**WORK INSTRUCTIONS:** Return all of the data exactly as written, without the pictures.

**SUPPLIED INFORMATION:**
▼▼▼
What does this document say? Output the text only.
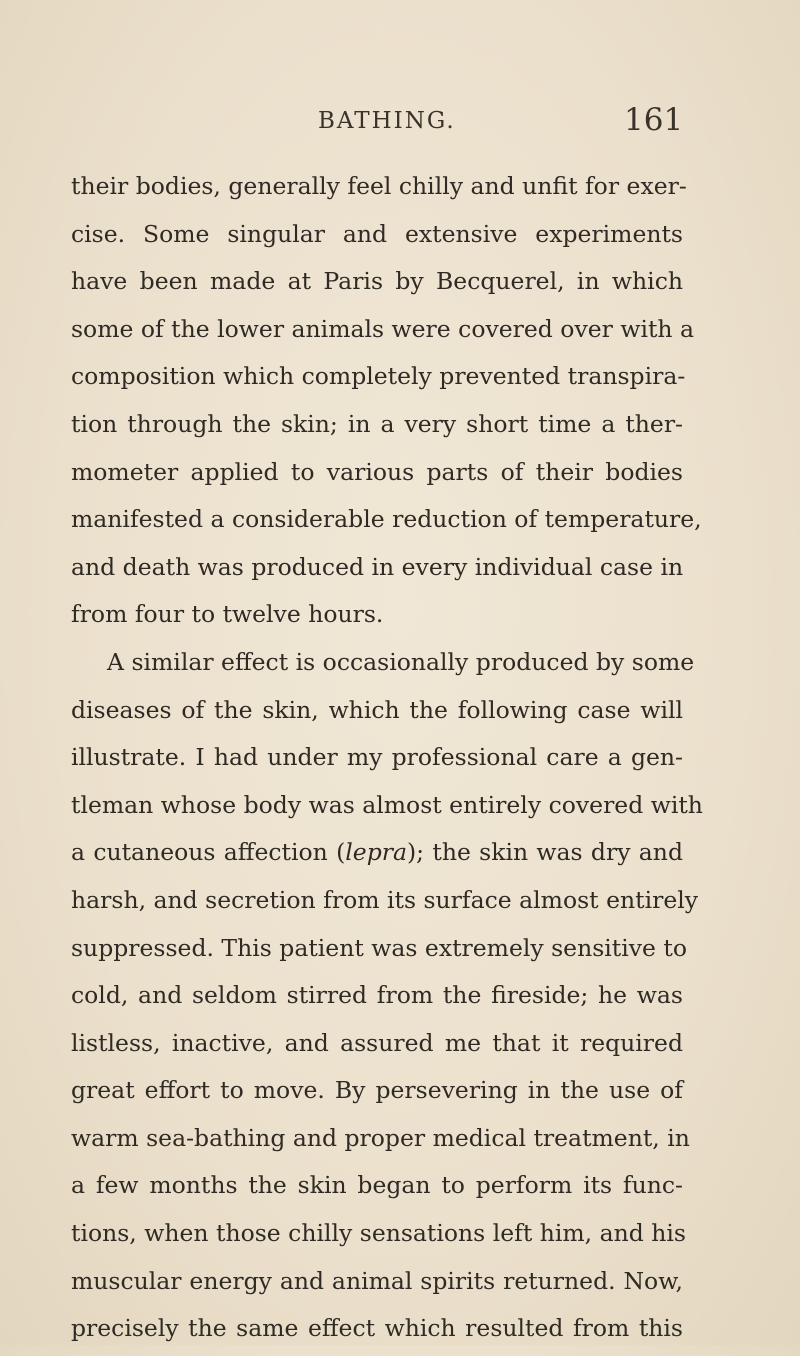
BATHING.	161
their bodies, generally feel chilly and unfit for exer-
cise. Some singular and extensive experiments
have been made at Paris by Becquerel, in which
some of the lower animals were covered over with a
composition which completely prevented transpira-
tion through the skin; in a very short time a ther-
mometer applied to various parts of their bodies
manifested a considerable reduction of temperature,
and death was produced in every individual case in
from four to twelve hours.
A similar effect is occasionally produced by some
diseases of the skin, which the following case will
illustrate. I had under my professional care a gen-
tleman whose body was almost entirely covered with
a cutaneous affection (lepra); the skin was dry and
harsh, and secretion from its surface almost entirely
suppressed. This patient was extremely sensitive to
cold, and seldom stirred from the fireside; he was
listless, inactive, and assured me that it required
great effort to move. By persevering in the use of
warm sea-bathing and proper medical treatment, in
a few months the skin began to perform its func-
tions, when those chilly sensations left him, and his
muscular energy and animal spirits returned. Now,
precisely the same effect which resulted from this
▲▲▲
**ANSWER FOR THIS EXERCISE:**
What does this document say? Output the text only.
BATHING.	161
their bodies, generally feel chilly and unfit for exer-
cise. Some singular and extensive experiments
have been made at Paris by Becquerel, in which
some of the lower animals were covered over with a
composition which completely prevented transpira-
tion through the skin; in a very short time a ther-
mometer applied to various parts of their bodies
manifested a considerable reduction of temperature,
and death was produced in every individual case in
from four to twelve hours.
A similar effect is occasionally produced by some
diseases of the skin, which the following case will
illustrate. I had under my professional care a gen-
tleman whose body was almost entirely covered with
a cutaneous affection (lepra); the skin was dry and
harsh, and secretion from its surface almost entirely
suppressed. This patient was extremely sensitive to
cold, and seldom stirred from the fireside; he was
listless, inactive, and assured me that it required
great effort to move. By persevering in the use of
warm sea-bathing and proper medical treatment, in
a few months the skin began to perform its func-
tions, when those chilly sensations left him, and his
muscular energy and animal spirits returned. Now,
precisely the same effect which resulted from this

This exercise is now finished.